== SOURCE EXCERPT
Suffering

Early in May 2025, Jude Brady offered a reflection entitled “To Love Is To Suffer”. While not a unique statement, his thoughts come from the perspective of one seriously ill, facing uncertainty, and grateful for the opportunity to reflect on loss. He asks, “have you suffered over people you love?” The question is daunting and merits some thought. What does it mean “to love is to suffer.”
The human condition does not want to suffer. Yet, we want to love. We may truly need to love. We formulate affection and fondness for people, let alone places and things, times and memories. For now, expanding Jude’s thought, let me lump all these under “love.”
The Rule of Benedict (4:47-49) says, “always (day by day) keep death before your eyes”. Criticized by some as a doomsday downer, the concept of “memento mori” provides the paradox of living life with purpose when coupled with the instructions to “relieve the lot of the poor, clothe the naked, visit the sick and bury the dead, help the troubled and console the sorrowing.” (4:10-189). Jude’s is the perspective of one watching his own and others’ diminishment. With a wonderful turn of phrase, he advises those witnessing others’ losses to “not to let your goodbye be so painful you avoid saying hello.” In truth, a part of visiting the sick is accepting the sufferings of life – and they are many.
====
== LISTED ENTRIES
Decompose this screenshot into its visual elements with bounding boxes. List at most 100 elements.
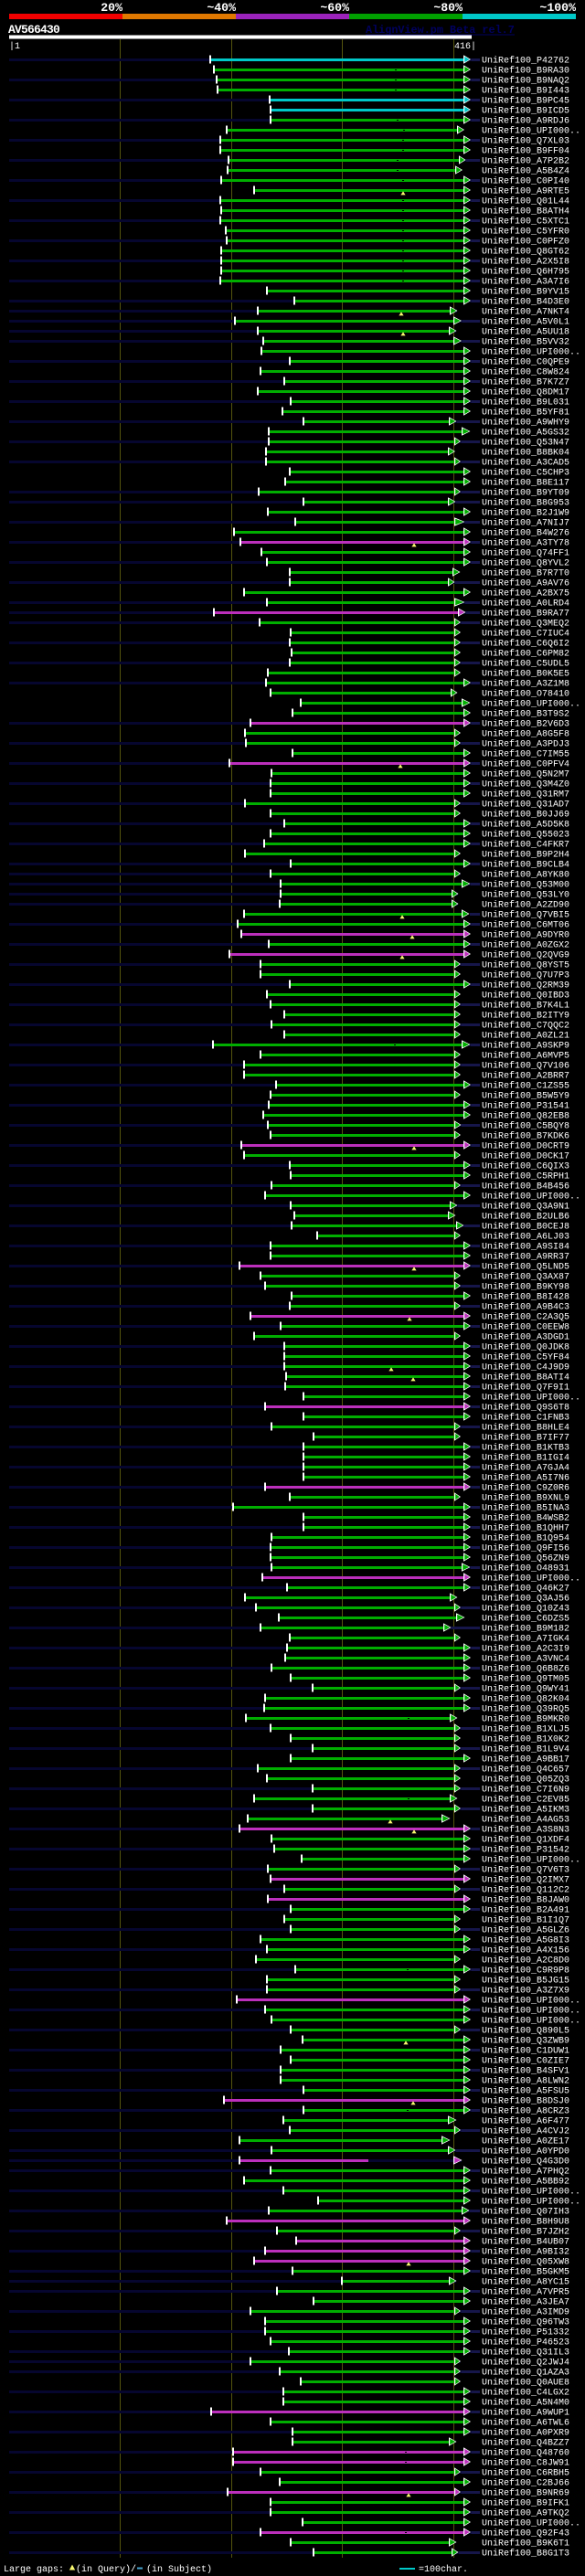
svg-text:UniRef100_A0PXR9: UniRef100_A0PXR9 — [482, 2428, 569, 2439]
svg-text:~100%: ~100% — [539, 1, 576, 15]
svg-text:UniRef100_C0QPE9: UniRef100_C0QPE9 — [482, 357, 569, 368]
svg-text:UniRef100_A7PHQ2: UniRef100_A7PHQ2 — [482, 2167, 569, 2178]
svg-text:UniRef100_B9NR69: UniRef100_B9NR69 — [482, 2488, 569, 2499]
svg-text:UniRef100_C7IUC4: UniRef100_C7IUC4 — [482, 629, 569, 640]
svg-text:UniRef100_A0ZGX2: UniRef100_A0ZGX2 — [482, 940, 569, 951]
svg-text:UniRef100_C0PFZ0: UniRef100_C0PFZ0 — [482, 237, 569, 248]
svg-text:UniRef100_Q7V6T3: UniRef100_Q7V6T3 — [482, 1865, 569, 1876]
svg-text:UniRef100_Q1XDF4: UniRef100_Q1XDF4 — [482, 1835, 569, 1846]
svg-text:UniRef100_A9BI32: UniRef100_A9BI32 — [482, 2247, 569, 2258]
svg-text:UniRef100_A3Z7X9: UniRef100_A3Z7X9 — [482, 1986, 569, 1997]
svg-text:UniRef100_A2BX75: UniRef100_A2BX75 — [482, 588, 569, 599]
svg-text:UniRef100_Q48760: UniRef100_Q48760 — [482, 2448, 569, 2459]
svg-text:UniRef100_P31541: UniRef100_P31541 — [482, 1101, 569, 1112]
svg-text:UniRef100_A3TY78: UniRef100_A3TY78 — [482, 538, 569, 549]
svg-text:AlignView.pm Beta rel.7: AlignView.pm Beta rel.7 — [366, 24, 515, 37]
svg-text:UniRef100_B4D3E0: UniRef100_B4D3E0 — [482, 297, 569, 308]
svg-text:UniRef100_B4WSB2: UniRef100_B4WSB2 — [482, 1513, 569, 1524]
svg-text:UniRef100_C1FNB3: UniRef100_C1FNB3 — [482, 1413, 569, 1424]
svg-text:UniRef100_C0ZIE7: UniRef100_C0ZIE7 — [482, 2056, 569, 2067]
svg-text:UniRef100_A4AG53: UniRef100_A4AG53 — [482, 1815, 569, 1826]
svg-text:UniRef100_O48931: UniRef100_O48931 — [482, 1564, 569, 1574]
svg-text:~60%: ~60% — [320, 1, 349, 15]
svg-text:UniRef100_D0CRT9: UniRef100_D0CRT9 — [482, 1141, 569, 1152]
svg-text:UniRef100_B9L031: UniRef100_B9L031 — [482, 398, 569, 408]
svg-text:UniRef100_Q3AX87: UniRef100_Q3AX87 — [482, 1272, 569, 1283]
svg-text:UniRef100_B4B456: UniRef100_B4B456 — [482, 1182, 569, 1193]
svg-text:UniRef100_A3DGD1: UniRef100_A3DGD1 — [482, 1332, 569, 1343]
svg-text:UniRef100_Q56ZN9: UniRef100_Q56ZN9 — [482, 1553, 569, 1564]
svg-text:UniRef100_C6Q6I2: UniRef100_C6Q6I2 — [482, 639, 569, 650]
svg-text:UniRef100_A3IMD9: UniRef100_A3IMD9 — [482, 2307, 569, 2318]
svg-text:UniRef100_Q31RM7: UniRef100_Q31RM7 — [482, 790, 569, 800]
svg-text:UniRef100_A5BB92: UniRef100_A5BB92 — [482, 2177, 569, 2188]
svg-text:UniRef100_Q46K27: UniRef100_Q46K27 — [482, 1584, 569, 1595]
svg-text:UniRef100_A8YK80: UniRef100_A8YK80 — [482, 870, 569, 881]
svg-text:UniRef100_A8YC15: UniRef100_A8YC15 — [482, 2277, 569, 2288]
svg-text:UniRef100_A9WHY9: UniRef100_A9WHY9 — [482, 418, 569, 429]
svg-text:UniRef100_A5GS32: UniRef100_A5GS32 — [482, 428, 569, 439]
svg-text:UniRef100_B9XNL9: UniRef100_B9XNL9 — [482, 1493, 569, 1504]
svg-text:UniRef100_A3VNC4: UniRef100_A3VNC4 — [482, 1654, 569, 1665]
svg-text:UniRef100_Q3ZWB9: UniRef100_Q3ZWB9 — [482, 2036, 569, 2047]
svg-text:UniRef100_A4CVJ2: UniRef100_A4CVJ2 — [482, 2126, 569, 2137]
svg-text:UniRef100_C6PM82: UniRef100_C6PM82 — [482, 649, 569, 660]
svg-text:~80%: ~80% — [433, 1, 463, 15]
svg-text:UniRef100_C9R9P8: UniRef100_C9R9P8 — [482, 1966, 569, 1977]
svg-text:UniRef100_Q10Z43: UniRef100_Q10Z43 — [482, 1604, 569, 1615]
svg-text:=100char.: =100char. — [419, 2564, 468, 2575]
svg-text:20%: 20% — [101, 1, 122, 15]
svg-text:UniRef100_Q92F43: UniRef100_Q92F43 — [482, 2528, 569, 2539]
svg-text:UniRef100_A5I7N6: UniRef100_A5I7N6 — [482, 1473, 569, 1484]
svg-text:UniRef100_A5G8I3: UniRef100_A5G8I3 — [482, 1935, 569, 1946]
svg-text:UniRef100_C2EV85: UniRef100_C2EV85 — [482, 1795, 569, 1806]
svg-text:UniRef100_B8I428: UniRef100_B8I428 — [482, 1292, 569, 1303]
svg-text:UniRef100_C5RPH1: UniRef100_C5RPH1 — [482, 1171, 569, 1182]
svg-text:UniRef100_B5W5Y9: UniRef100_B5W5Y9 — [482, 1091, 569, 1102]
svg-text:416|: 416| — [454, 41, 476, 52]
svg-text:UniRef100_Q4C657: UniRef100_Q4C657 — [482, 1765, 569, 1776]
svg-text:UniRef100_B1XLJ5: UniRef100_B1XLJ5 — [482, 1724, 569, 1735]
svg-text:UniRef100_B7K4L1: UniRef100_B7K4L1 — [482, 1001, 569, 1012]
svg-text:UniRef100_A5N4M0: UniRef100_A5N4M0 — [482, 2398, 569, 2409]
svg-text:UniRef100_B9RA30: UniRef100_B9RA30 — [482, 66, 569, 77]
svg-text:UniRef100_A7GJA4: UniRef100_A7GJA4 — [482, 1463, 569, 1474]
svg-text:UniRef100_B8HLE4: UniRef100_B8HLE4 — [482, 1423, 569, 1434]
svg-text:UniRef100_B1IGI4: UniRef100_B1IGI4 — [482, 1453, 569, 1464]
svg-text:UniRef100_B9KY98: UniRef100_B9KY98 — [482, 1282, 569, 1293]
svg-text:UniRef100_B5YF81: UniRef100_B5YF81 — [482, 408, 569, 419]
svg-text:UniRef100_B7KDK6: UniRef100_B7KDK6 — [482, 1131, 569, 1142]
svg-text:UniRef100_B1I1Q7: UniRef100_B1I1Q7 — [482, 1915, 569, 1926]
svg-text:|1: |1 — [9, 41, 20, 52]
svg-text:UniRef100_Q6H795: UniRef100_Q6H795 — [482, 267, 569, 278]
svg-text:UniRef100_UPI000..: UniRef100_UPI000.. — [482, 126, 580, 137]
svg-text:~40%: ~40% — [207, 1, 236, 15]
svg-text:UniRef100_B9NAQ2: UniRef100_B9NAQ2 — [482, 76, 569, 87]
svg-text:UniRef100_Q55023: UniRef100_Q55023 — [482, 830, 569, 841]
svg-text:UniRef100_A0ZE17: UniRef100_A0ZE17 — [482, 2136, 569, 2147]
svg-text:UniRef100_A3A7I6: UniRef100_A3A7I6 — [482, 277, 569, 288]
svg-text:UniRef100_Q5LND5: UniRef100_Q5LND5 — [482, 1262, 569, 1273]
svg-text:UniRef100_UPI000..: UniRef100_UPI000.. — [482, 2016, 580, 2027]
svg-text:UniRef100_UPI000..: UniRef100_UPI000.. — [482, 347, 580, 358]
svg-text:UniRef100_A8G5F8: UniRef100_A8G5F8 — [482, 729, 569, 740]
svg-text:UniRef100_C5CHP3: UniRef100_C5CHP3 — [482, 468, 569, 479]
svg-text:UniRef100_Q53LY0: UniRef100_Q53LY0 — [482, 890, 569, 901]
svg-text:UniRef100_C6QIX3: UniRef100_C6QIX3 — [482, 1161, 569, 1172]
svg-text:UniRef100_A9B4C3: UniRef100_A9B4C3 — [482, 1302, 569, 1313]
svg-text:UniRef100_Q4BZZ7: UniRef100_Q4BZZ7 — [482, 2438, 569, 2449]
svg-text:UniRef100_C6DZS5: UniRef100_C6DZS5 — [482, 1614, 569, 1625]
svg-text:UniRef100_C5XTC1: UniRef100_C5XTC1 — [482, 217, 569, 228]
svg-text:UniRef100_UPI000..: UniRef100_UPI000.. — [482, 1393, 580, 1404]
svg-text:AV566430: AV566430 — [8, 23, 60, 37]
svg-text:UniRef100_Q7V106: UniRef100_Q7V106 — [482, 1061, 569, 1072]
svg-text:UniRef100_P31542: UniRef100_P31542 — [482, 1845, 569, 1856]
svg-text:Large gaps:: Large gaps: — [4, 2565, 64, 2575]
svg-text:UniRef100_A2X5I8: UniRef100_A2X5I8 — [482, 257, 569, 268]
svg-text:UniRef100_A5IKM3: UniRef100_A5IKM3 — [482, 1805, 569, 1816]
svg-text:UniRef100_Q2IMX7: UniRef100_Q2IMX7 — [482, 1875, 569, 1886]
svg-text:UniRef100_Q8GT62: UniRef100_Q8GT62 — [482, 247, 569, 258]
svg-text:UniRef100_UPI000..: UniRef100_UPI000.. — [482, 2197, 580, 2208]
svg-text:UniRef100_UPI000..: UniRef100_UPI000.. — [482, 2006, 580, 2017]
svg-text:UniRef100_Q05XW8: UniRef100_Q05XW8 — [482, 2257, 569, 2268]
====
In the reflection on suffering, what does Jude Brady advise people who witness others' losses? This listing comes from a different source than the text.

He advises them not to let their goodbye be so painful that they avoid saying hello.